Work required ▸ Copy out each line that includes the word "dietary".

Stored data ▸
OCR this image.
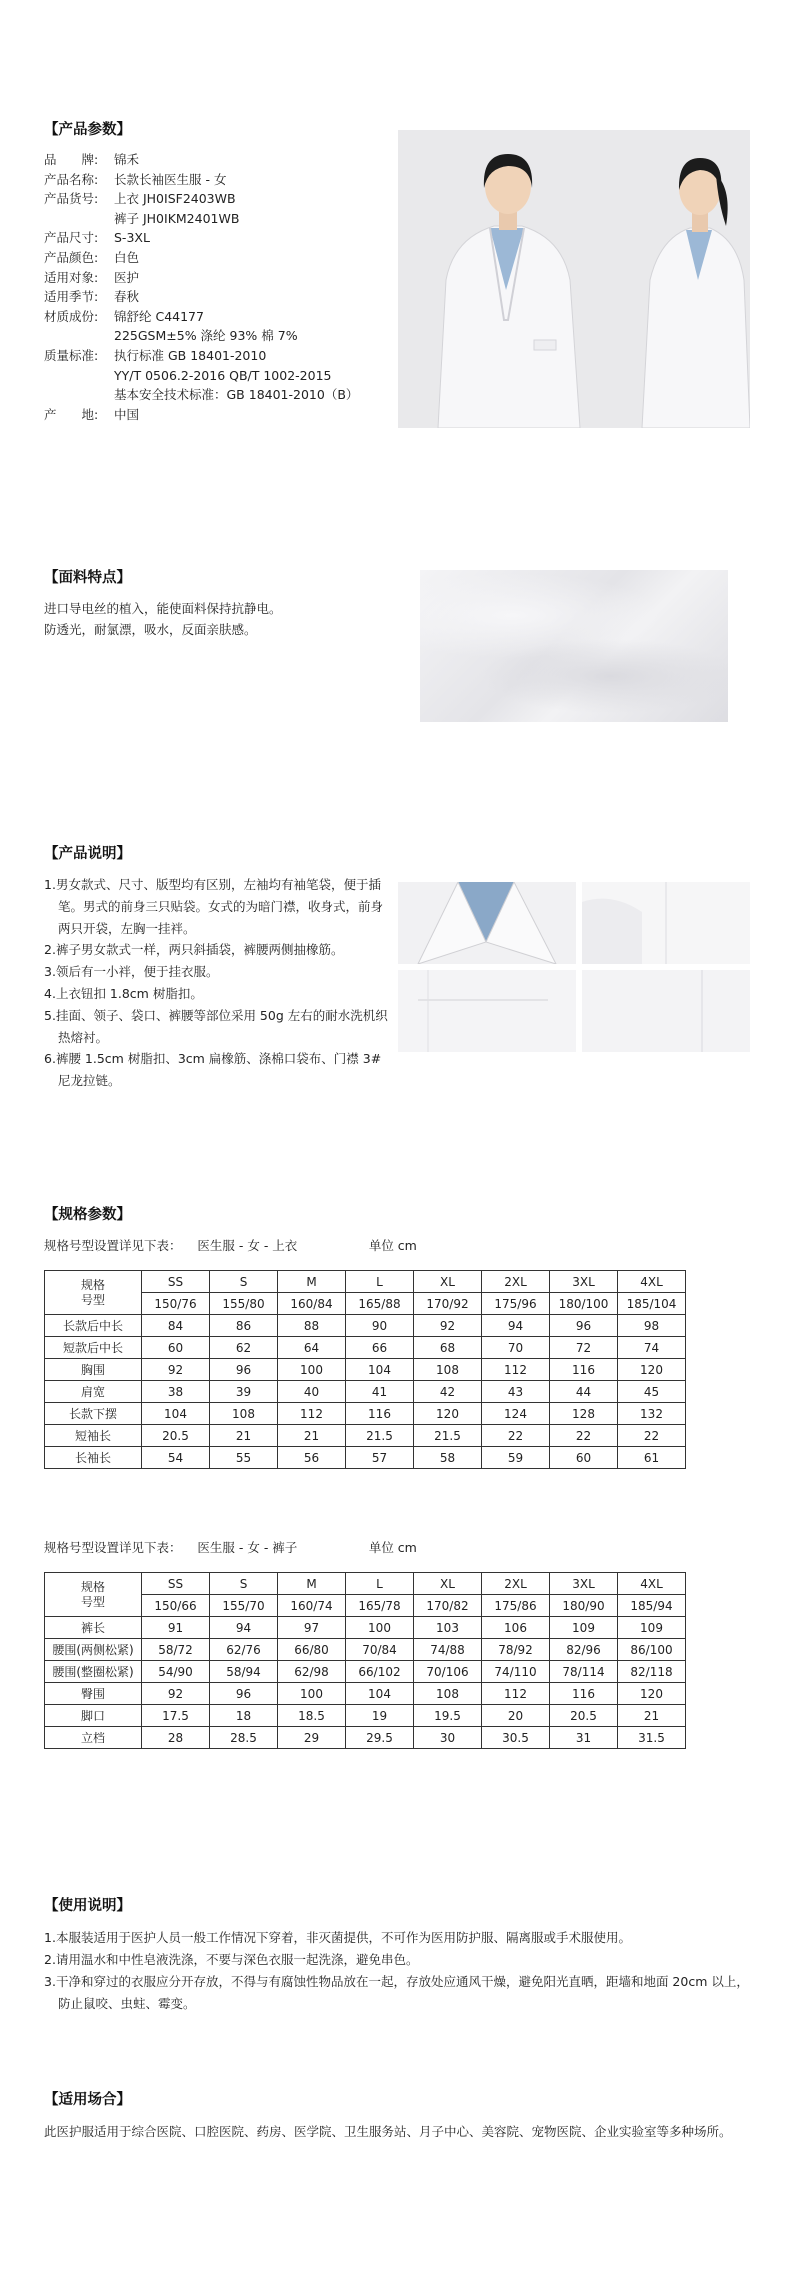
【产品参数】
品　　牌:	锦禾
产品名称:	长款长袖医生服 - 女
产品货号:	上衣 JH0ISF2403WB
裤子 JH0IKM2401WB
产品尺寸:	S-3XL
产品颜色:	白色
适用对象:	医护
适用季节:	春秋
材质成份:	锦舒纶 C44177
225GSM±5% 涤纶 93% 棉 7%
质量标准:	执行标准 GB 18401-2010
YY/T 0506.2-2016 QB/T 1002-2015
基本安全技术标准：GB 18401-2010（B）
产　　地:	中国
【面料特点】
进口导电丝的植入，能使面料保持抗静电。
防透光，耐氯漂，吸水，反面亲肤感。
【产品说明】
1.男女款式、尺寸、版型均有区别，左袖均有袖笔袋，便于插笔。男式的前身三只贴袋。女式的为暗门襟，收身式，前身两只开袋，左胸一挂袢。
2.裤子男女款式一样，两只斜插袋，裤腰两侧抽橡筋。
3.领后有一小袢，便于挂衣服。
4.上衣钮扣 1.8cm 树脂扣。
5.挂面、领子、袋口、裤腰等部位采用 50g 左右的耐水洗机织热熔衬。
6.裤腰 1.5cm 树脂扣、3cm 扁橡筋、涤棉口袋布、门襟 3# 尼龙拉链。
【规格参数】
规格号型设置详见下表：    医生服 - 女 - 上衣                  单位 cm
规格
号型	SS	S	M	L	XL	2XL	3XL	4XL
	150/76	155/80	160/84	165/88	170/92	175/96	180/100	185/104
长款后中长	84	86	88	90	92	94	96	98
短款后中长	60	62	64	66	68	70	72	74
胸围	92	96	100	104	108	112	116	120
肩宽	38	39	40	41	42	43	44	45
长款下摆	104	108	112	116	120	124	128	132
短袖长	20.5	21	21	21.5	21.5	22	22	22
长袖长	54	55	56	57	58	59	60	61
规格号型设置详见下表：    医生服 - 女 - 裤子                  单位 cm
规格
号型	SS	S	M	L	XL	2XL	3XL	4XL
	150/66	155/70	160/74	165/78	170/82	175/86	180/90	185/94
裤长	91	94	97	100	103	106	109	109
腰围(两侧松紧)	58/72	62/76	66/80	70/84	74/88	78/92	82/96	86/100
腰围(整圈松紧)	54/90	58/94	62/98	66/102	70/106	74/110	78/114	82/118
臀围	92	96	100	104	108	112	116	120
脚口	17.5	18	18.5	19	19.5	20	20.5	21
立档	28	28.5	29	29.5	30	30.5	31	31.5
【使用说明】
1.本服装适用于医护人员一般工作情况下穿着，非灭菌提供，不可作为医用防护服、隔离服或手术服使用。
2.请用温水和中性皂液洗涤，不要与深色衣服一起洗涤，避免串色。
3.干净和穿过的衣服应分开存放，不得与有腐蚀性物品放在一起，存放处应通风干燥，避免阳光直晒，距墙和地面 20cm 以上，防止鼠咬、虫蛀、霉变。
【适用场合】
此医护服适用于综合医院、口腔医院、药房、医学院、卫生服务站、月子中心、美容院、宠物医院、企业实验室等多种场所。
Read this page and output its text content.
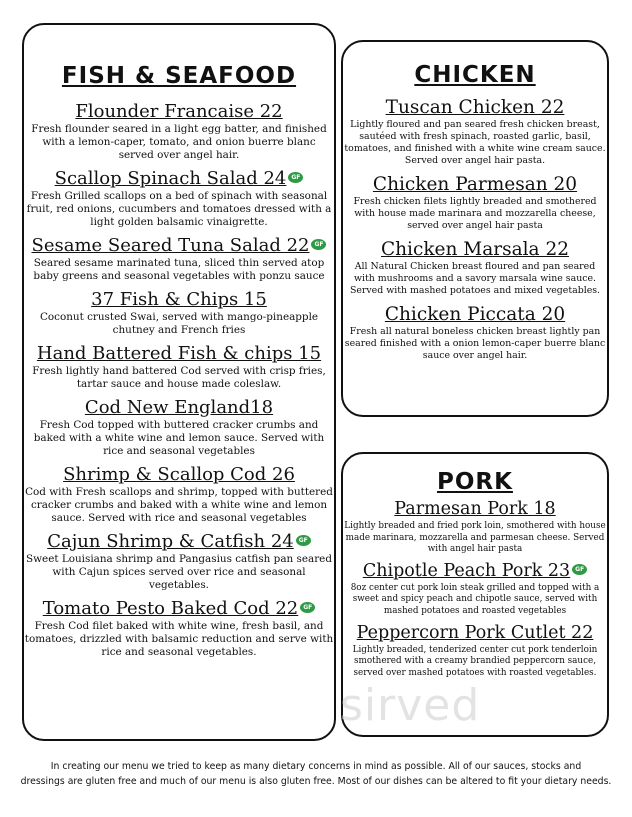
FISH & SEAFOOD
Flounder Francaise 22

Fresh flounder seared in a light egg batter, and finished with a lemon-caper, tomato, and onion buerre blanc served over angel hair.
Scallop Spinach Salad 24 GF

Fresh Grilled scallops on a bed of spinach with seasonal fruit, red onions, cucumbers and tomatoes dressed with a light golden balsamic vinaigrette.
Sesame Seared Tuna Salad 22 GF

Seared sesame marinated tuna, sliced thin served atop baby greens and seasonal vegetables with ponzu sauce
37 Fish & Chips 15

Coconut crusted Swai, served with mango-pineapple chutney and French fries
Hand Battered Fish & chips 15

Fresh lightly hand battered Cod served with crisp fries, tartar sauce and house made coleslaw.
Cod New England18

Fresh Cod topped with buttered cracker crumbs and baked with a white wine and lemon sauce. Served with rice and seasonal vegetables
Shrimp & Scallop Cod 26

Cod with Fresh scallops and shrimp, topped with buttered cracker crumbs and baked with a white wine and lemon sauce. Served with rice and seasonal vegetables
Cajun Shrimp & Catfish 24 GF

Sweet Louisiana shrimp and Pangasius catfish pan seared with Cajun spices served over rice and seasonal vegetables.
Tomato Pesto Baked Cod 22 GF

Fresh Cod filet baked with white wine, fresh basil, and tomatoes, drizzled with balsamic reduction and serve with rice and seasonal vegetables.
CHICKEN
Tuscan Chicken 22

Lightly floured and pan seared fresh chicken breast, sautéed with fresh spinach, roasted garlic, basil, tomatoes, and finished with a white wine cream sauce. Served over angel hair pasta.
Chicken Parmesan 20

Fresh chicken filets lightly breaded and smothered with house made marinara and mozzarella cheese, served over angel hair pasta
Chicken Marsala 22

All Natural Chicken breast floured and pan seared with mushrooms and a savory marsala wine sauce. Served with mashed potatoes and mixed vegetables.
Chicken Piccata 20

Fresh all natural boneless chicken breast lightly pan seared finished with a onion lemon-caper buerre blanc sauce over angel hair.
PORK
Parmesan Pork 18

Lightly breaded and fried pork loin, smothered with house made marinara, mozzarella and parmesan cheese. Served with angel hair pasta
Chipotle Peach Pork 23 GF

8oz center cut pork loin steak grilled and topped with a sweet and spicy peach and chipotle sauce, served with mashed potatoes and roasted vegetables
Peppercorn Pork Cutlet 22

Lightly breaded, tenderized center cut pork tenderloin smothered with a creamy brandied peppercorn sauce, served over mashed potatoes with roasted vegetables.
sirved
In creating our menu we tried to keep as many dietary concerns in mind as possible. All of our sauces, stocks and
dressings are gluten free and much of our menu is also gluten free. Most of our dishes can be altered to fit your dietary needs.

Response to this task ▸
In creating our menu we tried to keep as many dietary concerns in mind as possible. All of our sauces, stocks and
dressings are gluten free and much of our menu is also gluten free. Most of our dishes can be altered to fit your dietary needs.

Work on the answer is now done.